# RECORDED INFORMATION

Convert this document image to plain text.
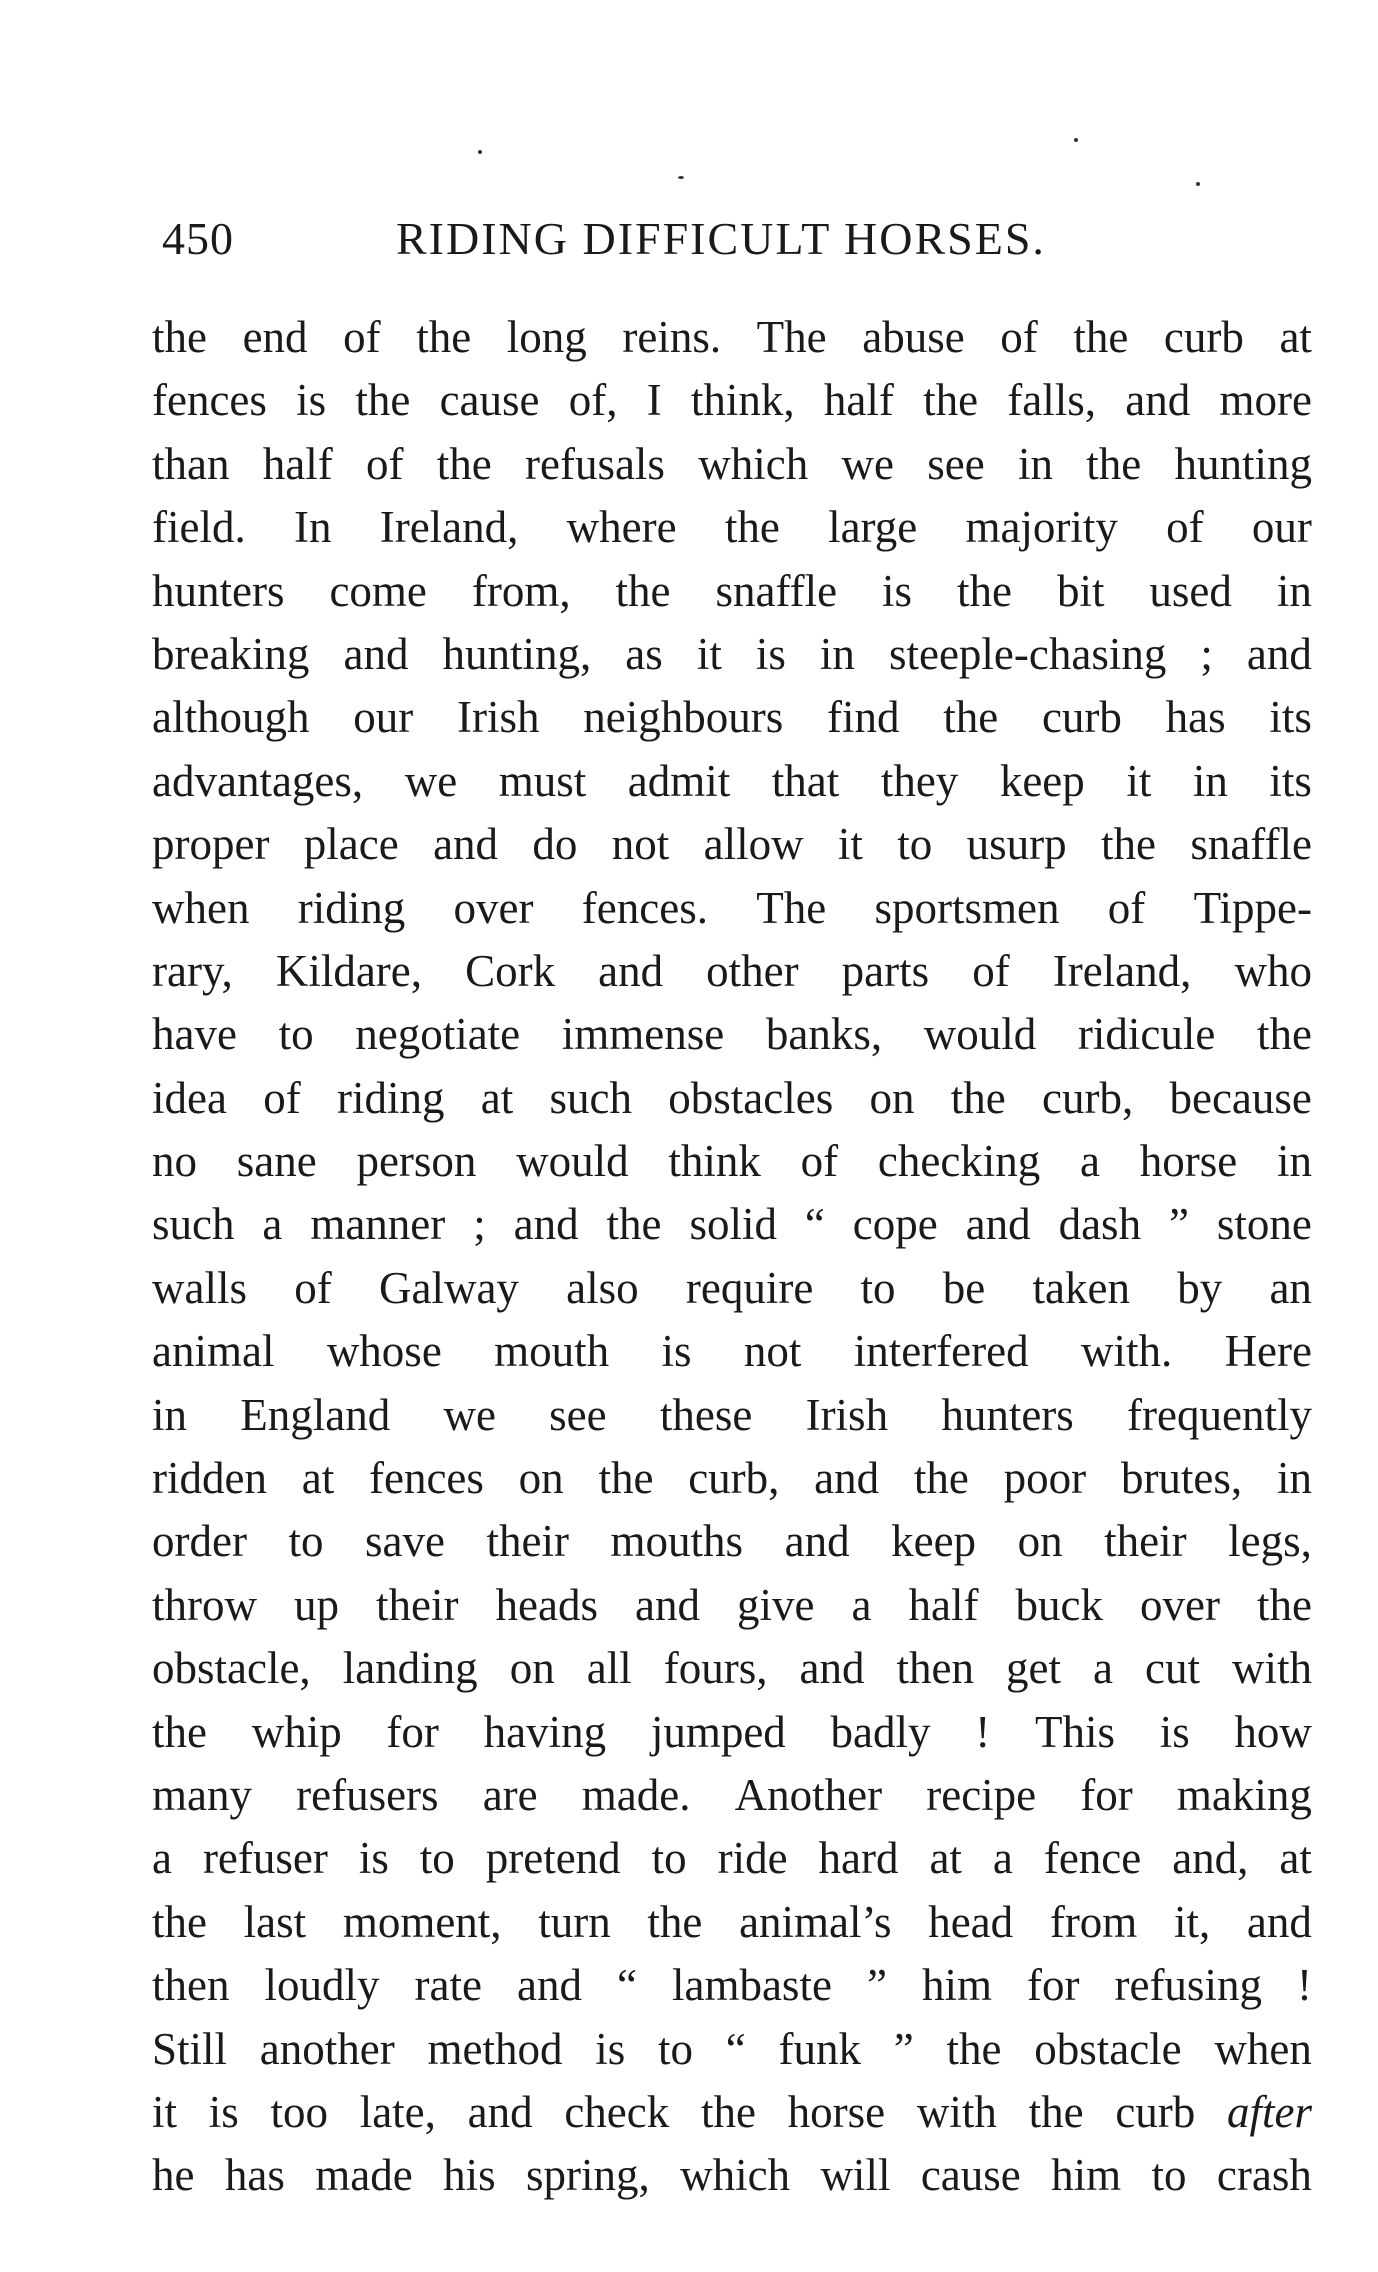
450	RIDING DIFFICULT HORSES.
the end of the long reins. The abuse of the curb at
fences is the cause of, I think, half the falls, and more
than half of the refusals which we see in the hunting
field. In Ireland, where the large majority of our
hunters come from, the snaffle is the bit used in
breaking and hunting, as it is in steeple-chasing ; and
although our Irish neighbours find the curb has its
advantages, we must admit that they keep it in its
proper place and do not allow it to usurp the snaffle
when riding over fences. The sportsmen of Tippe-
rary, Kildare, Cork and other parts of Ireland, who
have to negotiate immense banks, would ridicule the
idea of riding at such obstacles on the curb, because
no sane person would think of checking a horse in
such a manner ; and the solid “ cope and dash ” stone
walls of Galway also require to be taken by an
animal whose mouth is not interfered with. Here
in England we see these Irish hunters frequently
ridden at fences on the curb, and the poor brutes, in
order to save their mouths and keep on their legs,
throw up their heads and give a half buck over the
obstacle, landing on all fours, and then get a cut with
the whip for having jumped badly ! This is how
many refusers are made. Another recipe for making
a refuser is to pretend to ride hard at a fence and, at
the last moment, turn the animal’s head from it, and
then loudly rate and “ lambaste ” him for refusing !
Still another method is to “ funk ” the obstacle when
it is too late, and check the horse with the curb after
he has made his spring, which will cause him to crash
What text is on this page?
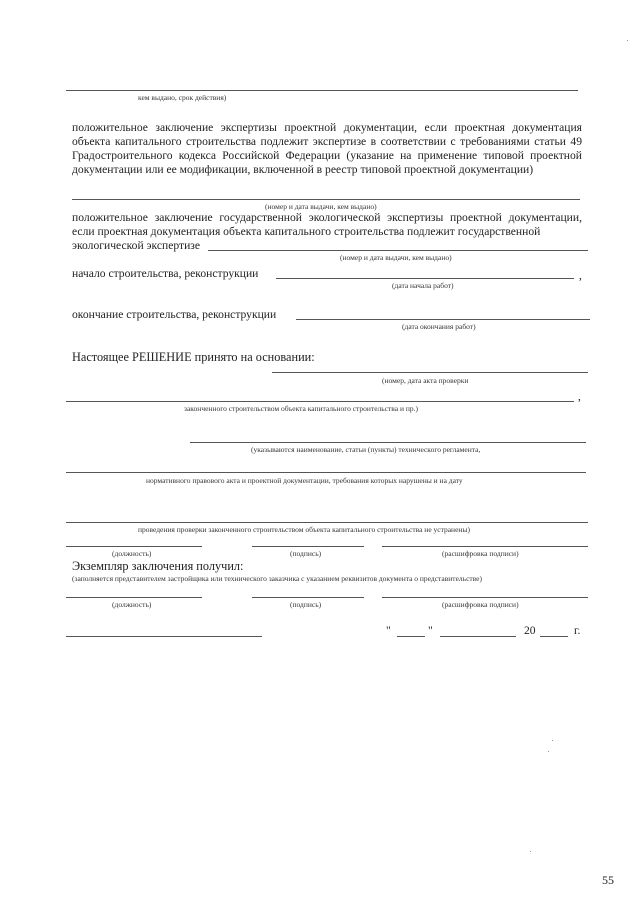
кем выдано, срок действия)
положительное заключение экспертизы проектной документации, если проектная документация
объекта капитального строительства подлежит экспертизе в соответствии с требованиями статьи 49
Градостроительного кодекса Российской Федерации (указание на применение типовой проектной
документации или ее модификации, включенной в реестр типовой проектной документации)
(номер и дата выдачи, кем выдано)
положительное заключение государственной экологической экспертизы проектной документации,
если проектная документация объекта капитального строительства подлежит государственной
экологической экспертизе
(номер и дата выдачи, кем выдано)
начало строительства, реконструкции	,
(дата начала работ)
окончание строительства, реконструкции
(дата окончания работ)
Настоящее РЕШЕНИЕ принято на основании:
(номер, дата акта проверки
,
законченного строительством объекта капитального строительства и пр.)
(указываются наименование, статьи (пункты) технического регламента,
нормативного правового акта и проектной документации, требования которых нарушены и на дату
проведения проверки законченного строительством объекта капитального строительства не устранены)
(должность)	(подпись)	(расшифровка подписи)
Экземпляр заключения получил:
(заполняется представителем застройщика или технического заказчика с указанием реквизитов документа о представительстве)
(должность)	(подпись)	(расшифровка подписи)
"	"	20	г.
55
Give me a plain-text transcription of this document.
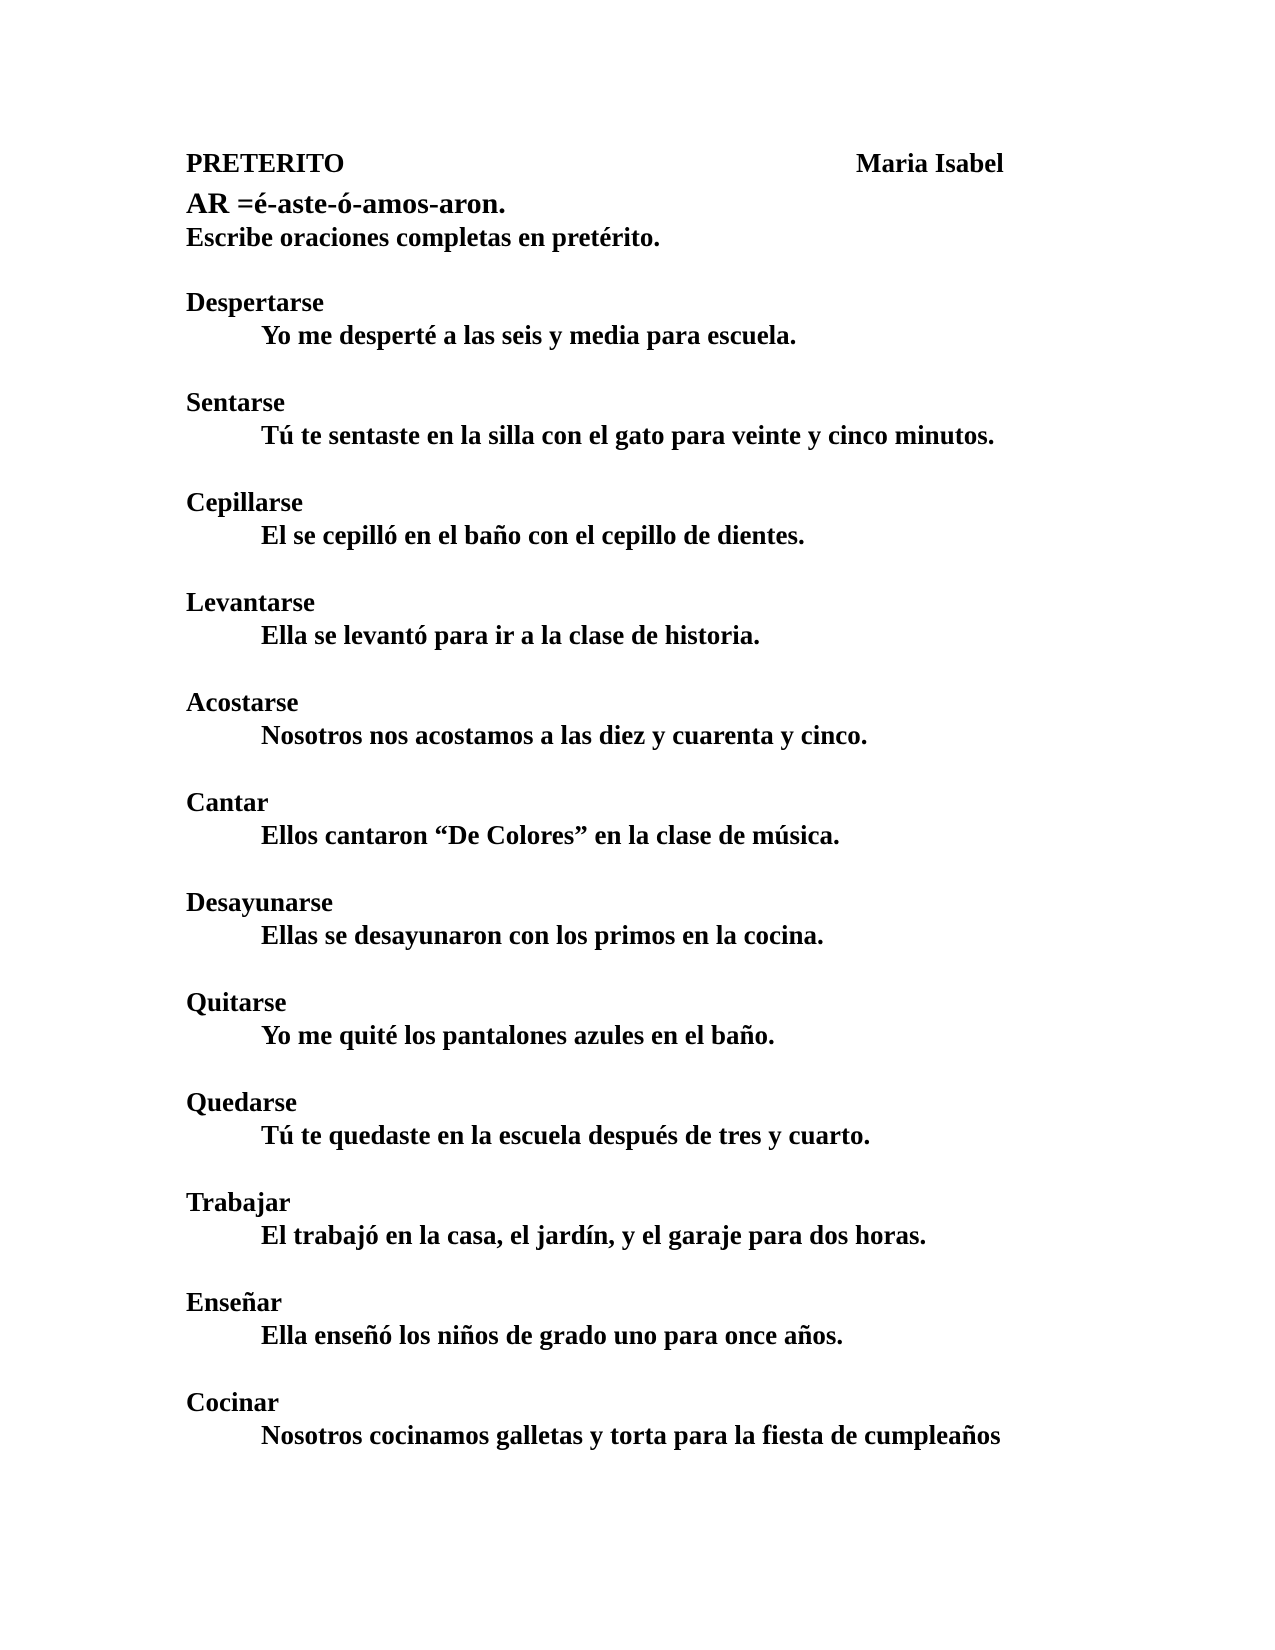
PRETERITO	Maria Isabel
AR =é-aste-ó-amos-aron.
Escribe oraciones completas en pretérito.
Despertarse
Yo me desperté a las seis y media para escuela.
Sentarse
Tú te sentaste en la silla con el gato para veinte y cinco minutos.
Cepillarse
El se cepilló en el baño con el cepillo de dientes.
Levantarse
Ella se levantó para ir a la clase de historia.
Acostarse
Nosotros nos acostamos a las diez y cuarenta y cinco.
Cantar
Ellos cantaron “De Colores” en la clase de música.
Desayunarse
Ellas se desayunaron con los primos en la cocina.
Quitarse
Yo me quité los pantalones azules en el baño.
Quedarse
Tú te quedaste en la escuela después de tres y cuarto.
Trabajar
El trabajó en la casa, el jardín, y el garaje para dos horas.
Enseñar
Ella enseñó los niños de grado uno para once años.
Cocinar
Nosotros cocinamos galletas y torta para la fiesta de cumpleaños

# WHAT THE TASK ASKS
Quote every line word for word and keep the images out of the copy.

# WORKED SOLUTION
Convert this document image to plain text.
450	RIDING DIFFICULT HORSES.
the end of the long reins. The abuse of the curb at
fences is the cause of, I think, half the falls, and more
than half of the refusals which we see in the hunting
field. In Ireland, where the large majority of our
hunters come from, the snaffle is the bit used in
breaking and hunting, as it is in steeple-chasing ; and
although our Irish neighbours find the curb has its
advantages, we must admit that they keep it in its
proper place and do not allow it to usurp the snaffle
when riding over fences. The sportsmen of Tippe-
rary, Kildare, Cork and other parts of Ireland, who
have to negotiate immense banks, would ridicule the
idea of riding at such obstacles on the curb, because
no sane person would think of checking a horse in
such a manner ; and the solid “ cope and dash ” stone
walls of Galway also require to be taken by an
animal whose mouth is not interfered with. Here
in England we see these Irish hunters frequently
ridden at fences on the curb, and the poor brutes, in
order to save their mouths and keep on their legs,
throw up their heads and give a half buck over the
obstacle, landing on all fours, and then get a cut with
the whip for having jumped badly ! This is how
many refusers are made. Another recipe for making
a refuser is to pretend to ride hard at a fence and, at
the last moment, turn the animal’s head from it, and
then loudly rate and “ lambaste ” him for refusing !
Still another method is to “ funk ” the obstacle when
it is too late, and check the horse with the curb after
he has made his spring, which will cause him to crash
What text is on this page?
кем выдано, срок действия)
положительное заключение экспертизы проектной документации, если проектная документация
объекта капитального строительства подлежит экспертизе в соответствии с требованиями статьи 49
Градостроительного кодекса Российской Федерации (указание на применение типовой проектной
документации или ее модификации, включенной в реестр типовой проектной документации)
(номер и дата выдачи, кем выдано)
положительное заключение государственной экологической экспертизы проектной документации,
если проектная документация объекта капитального строительства подлежит государственной
экологической экспертизе
(номер и дата выдачи, кем выдано)
начало строительства, реконструкции	,
(дата начала работ)
окончание строительства, реконструкции
(дата окончания работ)
Настоящее РЕШЕНИЕ принято на основании:
(номер, дата акта проверки
,
законченного строительством объекта капитального строительства и пр.)
(указываются наименование, статьи (пункты) технического регламента,
нормативного правового акта и проектной документации, требования которых нарушены и на дату
проведения проверки законченного строительством объекта капитального строительства не устранены)
(должность)	(подпись)	(расшифровка подписи)
Экземпляр заключения получил:
(заполняется представителем застройщика или технического заказчика с указанием реквизитов документа о представительстве)
(должность)	(подпись)	(расшифровка подписи)
"	"	20	г.
55
Give me a plain-text transcription of this document.
PRETERITO	Maria Isabel
AR =é-aste-ó-amos-aron.
Escribe oraciones completas en pretérito.
Despertarse
Yo me desperté a las seis y media para escuela.
Sentarse
Tú te sentaste en la silla con el gato para veinte y cinco minutos.
Cepillarse
El se cepilló en el baño con el cepillo de dientes.
Levantarse
Ella se levantó para ir a la clase de historia.
Acostarse
Nosotros nos acostamos a las diez y cuarenta y cinco.
Cantar
Ellos cantaron “De Colores” en la clase de música.
Desayunarse
Ellas se desayunaron con los primos en la cocina.
Quitarse
Yo me quité los pantalones azules en el baño.
Quedarse
Tú te quedaste en la escuela después de tres y cuarto.
Trabajar
El trabajó en la casa, el jardín, y el garaje para dos horas.
Enseñar
Ella enseñó los niños de grado uno para once años.
Cocinar
Nosotros cocinamos galletas y torta para la fiesta de cumpleaños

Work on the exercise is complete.